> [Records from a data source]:
════════════════════
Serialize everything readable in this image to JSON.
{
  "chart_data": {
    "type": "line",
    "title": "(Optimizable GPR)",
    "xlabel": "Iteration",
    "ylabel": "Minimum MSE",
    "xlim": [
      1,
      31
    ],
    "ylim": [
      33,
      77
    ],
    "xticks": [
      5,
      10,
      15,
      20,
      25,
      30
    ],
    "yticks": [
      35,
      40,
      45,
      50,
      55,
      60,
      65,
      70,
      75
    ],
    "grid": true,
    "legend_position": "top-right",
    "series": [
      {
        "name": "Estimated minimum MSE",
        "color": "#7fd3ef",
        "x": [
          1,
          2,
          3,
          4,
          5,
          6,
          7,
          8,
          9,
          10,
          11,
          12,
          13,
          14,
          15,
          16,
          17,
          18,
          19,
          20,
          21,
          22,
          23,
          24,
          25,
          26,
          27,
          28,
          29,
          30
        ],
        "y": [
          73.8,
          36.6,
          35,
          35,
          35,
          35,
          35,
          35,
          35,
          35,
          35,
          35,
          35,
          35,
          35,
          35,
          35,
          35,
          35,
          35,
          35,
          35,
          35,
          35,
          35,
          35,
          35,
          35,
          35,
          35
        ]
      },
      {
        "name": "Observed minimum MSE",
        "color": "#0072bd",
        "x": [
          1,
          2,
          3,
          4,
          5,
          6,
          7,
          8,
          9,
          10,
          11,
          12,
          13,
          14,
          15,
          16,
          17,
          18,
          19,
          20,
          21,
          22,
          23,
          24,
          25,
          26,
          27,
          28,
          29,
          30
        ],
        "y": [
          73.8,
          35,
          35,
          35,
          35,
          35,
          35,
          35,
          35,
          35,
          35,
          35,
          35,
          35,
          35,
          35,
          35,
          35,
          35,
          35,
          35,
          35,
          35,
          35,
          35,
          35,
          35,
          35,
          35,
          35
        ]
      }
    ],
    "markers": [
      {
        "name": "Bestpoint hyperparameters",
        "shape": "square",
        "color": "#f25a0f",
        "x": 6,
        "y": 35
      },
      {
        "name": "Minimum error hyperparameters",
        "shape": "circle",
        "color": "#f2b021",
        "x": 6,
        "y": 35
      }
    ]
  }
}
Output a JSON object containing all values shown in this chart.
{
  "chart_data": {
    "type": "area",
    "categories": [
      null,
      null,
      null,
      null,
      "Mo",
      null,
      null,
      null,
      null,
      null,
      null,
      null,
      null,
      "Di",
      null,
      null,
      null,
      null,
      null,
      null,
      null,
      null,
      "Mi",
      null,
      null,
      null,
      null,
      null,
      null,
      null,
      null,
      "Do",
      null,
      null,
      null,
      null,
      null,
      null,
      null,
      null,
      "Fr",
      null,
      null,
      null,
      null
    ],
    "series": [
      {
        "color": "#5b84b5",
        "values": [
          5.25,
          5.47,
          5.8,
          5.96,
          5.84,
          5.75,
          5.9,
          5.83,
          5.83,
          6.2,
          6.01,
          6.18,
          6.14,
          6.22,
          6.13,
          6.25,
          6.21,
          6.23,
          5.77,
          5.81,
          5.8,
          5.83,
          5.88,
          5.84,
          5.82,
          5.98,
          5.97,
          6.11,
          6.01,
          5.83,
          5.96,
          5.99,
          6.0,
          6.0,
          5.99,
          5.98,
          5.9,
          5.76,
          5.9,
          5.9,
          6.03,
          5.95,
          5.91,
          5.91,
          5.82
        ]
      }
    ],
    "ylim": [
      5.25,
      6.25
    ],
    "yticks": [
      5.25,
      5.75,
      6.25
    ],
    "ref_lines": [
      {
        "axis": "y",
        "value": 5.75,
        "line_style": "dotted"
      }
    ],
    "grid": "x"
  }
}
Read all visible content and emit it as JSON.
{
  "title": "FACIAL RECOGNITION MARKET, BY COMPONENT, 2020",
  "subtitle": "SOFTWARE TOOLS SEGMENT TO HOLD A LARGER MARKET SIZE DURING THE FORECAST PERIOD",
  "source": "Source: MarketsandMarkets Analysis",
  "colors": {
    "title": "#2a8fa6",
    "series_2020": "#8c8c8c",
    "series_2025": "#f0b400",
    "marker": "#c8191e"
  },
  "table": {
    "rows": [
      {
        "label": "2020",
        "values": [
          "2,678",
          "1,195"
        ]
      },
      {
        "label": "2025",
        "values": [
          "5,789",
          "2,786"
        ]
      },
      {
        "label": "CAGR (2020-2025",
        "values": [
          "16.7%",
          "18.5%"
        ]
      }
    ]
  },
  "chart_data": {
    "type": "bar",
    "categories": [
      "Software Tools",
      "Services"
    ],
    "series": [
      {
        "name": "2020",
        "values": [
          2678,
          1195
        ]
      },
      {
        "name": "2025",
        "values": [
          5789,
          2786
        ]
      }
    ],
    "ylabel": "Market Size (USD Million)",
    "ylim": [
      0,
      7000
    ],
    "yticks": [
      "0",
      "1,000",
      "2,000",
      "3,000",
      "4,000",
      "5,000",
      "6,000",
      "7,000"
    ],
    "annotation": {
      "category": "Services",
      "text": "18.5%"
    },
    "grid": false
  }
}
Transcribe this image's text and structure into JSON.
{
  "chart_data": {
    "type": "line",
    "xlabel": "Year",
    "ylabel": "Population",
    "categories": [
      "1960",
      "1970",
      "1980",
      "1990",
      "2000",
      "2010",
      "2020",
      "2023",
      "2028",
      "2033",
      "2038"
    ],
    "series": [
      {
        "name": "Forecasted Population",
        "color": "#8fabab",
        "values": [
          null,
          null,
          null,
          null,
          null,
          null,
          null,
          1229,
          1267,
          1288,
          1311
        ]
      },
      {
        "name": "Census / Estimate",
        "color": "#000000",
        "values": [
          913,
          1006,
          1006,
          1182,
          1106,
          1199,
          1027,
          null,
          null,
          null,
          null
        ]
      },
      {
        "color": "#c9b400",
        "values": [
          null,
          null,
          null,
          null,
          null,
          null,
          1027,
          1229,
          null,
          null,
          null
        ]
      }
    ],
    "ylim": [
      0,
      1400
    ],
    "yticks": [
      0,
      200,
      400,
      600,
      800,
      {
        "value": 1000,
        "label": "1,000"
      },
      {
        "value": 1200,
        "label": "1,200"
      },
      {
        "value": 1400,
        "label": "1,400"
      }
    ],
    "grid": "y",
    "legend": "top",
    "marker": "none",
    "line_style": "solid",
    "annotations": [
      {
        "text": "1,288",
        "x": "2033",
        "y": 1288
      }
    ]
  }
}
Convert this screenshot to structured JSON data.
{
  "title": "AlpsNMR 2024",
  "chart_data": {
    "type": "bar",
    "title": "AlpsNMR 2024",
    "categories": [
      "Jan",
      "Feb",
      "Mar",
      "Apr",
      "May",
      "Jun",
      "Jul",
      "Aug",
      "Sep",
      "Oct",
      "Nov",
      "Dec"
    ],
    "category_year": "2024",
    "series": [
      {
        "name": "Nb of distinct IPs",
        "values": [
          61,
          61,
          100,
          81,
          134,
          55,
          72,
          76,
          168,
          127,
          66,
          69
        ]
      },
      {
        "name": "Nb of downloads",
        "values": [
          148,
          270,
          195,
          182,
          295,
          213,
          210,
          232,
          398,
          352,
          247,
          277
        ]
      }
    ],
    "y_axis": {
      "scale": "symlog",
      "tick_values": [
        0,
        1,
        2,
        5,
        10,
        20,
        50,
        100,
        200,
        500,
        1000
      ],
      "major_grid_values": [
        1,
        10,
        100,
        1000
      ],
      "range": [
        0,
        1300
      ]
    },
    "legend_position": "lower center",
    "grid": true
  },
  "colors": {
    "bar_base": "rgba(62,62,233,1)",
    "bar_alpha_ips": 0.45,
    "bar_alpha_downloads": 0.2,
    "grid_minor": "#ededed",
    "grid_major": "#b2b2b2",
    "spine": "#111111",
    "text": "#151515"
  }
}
════════════════════
Return all of the entries word for word.

> [Expected output]:
Serialize everything readable in this image to JSON.
{
  "chart_data": {
    "type": "line",
    "title": "(Optimizable GPR)",
    "xlabel": "Iteration",
    "ylabel": "Minimum MSE",
    "xlim": [
      1,
      31
    ],
    "ylim": [
      33,
      77
    ],
    "xticks": [
      5,
      10,
      15,
      20,
      25,
      30
    ],
    "yticks": [
      35,
      40,
      45,
      50,
      55,
      60,
      65,
      70,
      75
    ],
    "grid": true,
    "legend_position": "top-right",
    "series": [
      {
        "name": "Estimated minimum MSE",
        "color": "#7fd3ef",
        "x": [
          1,
          2,
          3,
          4,
          5,
          6,
          7,
          8,
          9,
          10,
          11,
          12,
          13,
          14,
          15,
          16,
          17,
          18,
          19,
          20,
          21,
          22,
          23,
          24,
          25,
          26,
          27,
          28,
          29,
          30
        ],
        "y": [
          73.8,
          36.6,
          35,
          35,
          35,
          35,
          35,
          35,
          35,
          35,
          35,
          35,
          35,
          35,
          35,
          35,
          35,
          35,
          35,
          35,
          35,
          35,
          35,
          35,
          35,
          35,
          35,
          35,
          35,
          35
        ]
      },
      {
        "name": "Observed minimum MSE",
        "color": "#0072bd",
        "x": [
          1,
          2,
          3,
          4,
          5,
          6,
          7,
          8,
          9,
          10,
          11,
          12,
          13,
          14,
          15,
          16,
          17,
          18,
          19,
          20,
          21,
          22,
          23,
          24,
          25,
          26,
          27,
          28,
          29,
          30
        ],
        "y": [
          73.8,
          35,
          35,
          35,
          35,
          35,
          35,
          35,
          35,
          35,
          35,
          35,
          35,
          35,
          35,
          35,
          35,
          35,
          35,
          35,
          35,
          35,
          35,
          35,
          35,
          35,
          35,
          35,
          35,
          35
        ]
      }
    ],
    "markers": [
      {
        "name": "Bestpoint hyperparameters",
        "shape": "square",
        "color": "#f25a0f",
        "x": 6,
        "y": 35
      },
      {
        "name": "Minimum error hyperparameters",
        "shape": "circle",
        "color": "#f2b021",
        "x": 6,
        "y": 35
      }
    ]
  }
}
Output a JSON object containing all values shown in this chart.
{
  "chart_data": {
    "type": "area",
    "categories": [
      null,
      null,
      null,
      null,
      "Mo",
      null,
      null,
      null,
      null,
      null,
      null,
      null,
      null,
      "Di",
      null,
      null,
      null,
      null,
      null,
      null,
      null,
      null,
      "Mi",
      null,
      null,
      null,
      null,
      null,
      null,
      null,
      null,
      "Do",
      null,
      null,
      null,
      null,
      null,
      null,
      null,
      null,
      "Fr",
      null,
      null,
      null,
      null
    ],
    "series": [
      {
        "color": "#5b84b5",
        "values": [
          5.25,
          5.47,
          5.8,
          5.96,
          5.84,
          5.75,
          5.9,
          5.83,
          5.83,
          6.2,
          6.01,
          6.18,
          6.14,
          6.22,
          6.13,
          6.25,
          6.21,
          6.23,
          5.77,
          5.81,
          5.8,
          5.83,
          5.88,
          5.84,
          5.82,
          5.98,
          5.97,
          6.11,
          6.01,
          5.83,
          5.96,
          5.99,
          6.0,
          6.0,
          5.99,
          5.98,
          5.9,
          5.76,
          5.9,
          5.9,
          6.03,
          5.95,
          5.91,
          5.91,
          5.82
        ]
      }
    ],
    "ylim": [
      5.25,
      6.25
    ],
    "yticks": [
      5.25,
      5.75,
      6.25
    ],
    "ref_lines": [
      {
        "axis": "y",
        "value": 5.75,
        "line_style": "dotted"
      }
    ],
    "grid": "x"
  }
}
Read all visible content and emit it as JSON.
{
  "title": "FACIAL RECOGNITION MARKET, BY COMPONENT, 2020",
  "subtitle": "SOFTWARE TOOLS SEGMENT TO HOLD A LARGER MARKET SIZE DURING THE FORECAST PERIOD",
  "source": "Source: MarketsandMarkets Analysis",
  "colors": {
    "title": "#2a8fa6",
    "series_2020": "#8c8c8c",
    "series_2025": "#f0b400",
    "marker": "#c8191e"
  },
  "table": {
    "rows": [
      {
        "label": "2020",
        "values": [
          "2,678",
          "1,195"
        ]
      },
      {
        "label": "2025",
        "values": [
          "5,789",
          "2,786"
        ]
      },
      {
        "label": "CAGR (2020-2025",
        "values": [
          "16.7%",
          "18.5%"
        ]
      }
    ]
  },
  "chart_data": {
    "type": "bar",
    "categories": [
      "Software Tools",
      "Services"
    ],
    "series": [
      {
        "name": "2020",
        "values": [
          2678,
          1195
        ]
      },
      {
        "name": "2025",
        "values": [
          5789,
          2786
        ]
      }
    ],
    "ylabel": "Market Size (USD Million)",
    "ylim": [
      0,
      7000
    ],
    "yticks": [
      "0",
      "1,000",
      "2,000",
      "3,000",
      "4,000",
      "5,000",
      "6,000",
      "7,000"
    ],
    "annotation": {
      "category": "Services",
      "text": "18.5%"
    },
    "grid": false
  }
}
Transcribe this image's text and structure into JSON.
{
  "chart_data": {
    "type": "line",
    "xlabel": "Year",
    "ylabel": "Population",
    "categories": [
      "1960",
      "1970",
      "1980",
      "1990",
      "2000",
      "2010",
      "2020",
      "2023",
      "2028",
      "2033",
      "2038"
    ],
    "series": [
      {
        "name": "Forecasted Population",
        "color": "#8fabab",
        "values": [
          null,
          null,
          null,
          null,
          null,
          null,
          null,
          1229,
          1267,
          1288,
          1311
        ]
      },
      {
        "name": "Census / Estimate",
        "color": "#000000",
        "values": [
          913,
          1006,
          1006,
          1182,
          1106,
          1199,
          1027,
          null,
          null,
          null,
          null
        ]
      },
      {
        "color": "#c9b400",
        "values": [
          null,
          null,
          null,
          null,
          null,
          null,
          1027,
          1229,
          null,
          null,
          null
        ]
      }
    ],
    "ylim": [
      0,
      1400
    ],
    "yticks": [
      0,
      200,
      400,
      600,
      800,
      {
        "value": 1000,
        "label": "1,000"
      },
      {
        "value": 1200,
        "label": "1,200"
      },
      {
        "value": 1400,
        "label": "1,400"
      }
    ],
    "grid": "y",
    "legend": "top",
    "marker": "none",
    "line_style": "solid",
    "annotations": [
      {
        "text": "1,288",
        "x": "2033",
        "y": 1288
      }
    ]
  }
}
Convert this screenshot to structured JSON data.
{
  "title": "AlpsNMR 2024",
  "chart_data": {
    "type": "bar",
    "title": "AlpsNMR 2024",
    "categories": [
      "Jan",
      "Feb",
      "Mar",
      "Apr",
      "May",
      "Jun",
      "Jul",
      "Aug",
      "Sep",
      "Oct",
      "Nov",
      "Dec"
    ],
    "category_year": "2024",
    "series": [
      {
        "name": "Nb of distinct IPs",
        "values": [
          61,
          61,
          100,
          81,
          134,
          55,
          72,
          76,
          168,
          127,
          66,
          69
        ]
      },
      {
        "name": "Nb of downloads",
        "values": [
          148,
          270,
          195,
          182,
          295,
          213,
          210,
          232,
          398,
          352,
          247,
          277
        ]
      }
    ],
    "y_axis": {
      "scale": "symlog",
      "tick_values": [
        0,
        1,
        2,
        5,
        10,
        20,
        50,
        100,
        200,
        500,
        1000
      ],
      "major_grid_values": [
        1,
        10,
        100,
        1000
      ],
      "range": [
        0,
        1300
      ]
    },
    "legend_position": "lower center",
    "grid": true
  },
  "colors": {
    "bar_base": "rgba(62,62,233,1)",
    "bar_alpha_ips": 0.45,
    "bar_alpha_downloads": 0.2,
    "grid_minor": "#ededed",
    "grid_major": "#b2b2b2",
    "spine": "#111111",
    "text": "#151515"
  }
}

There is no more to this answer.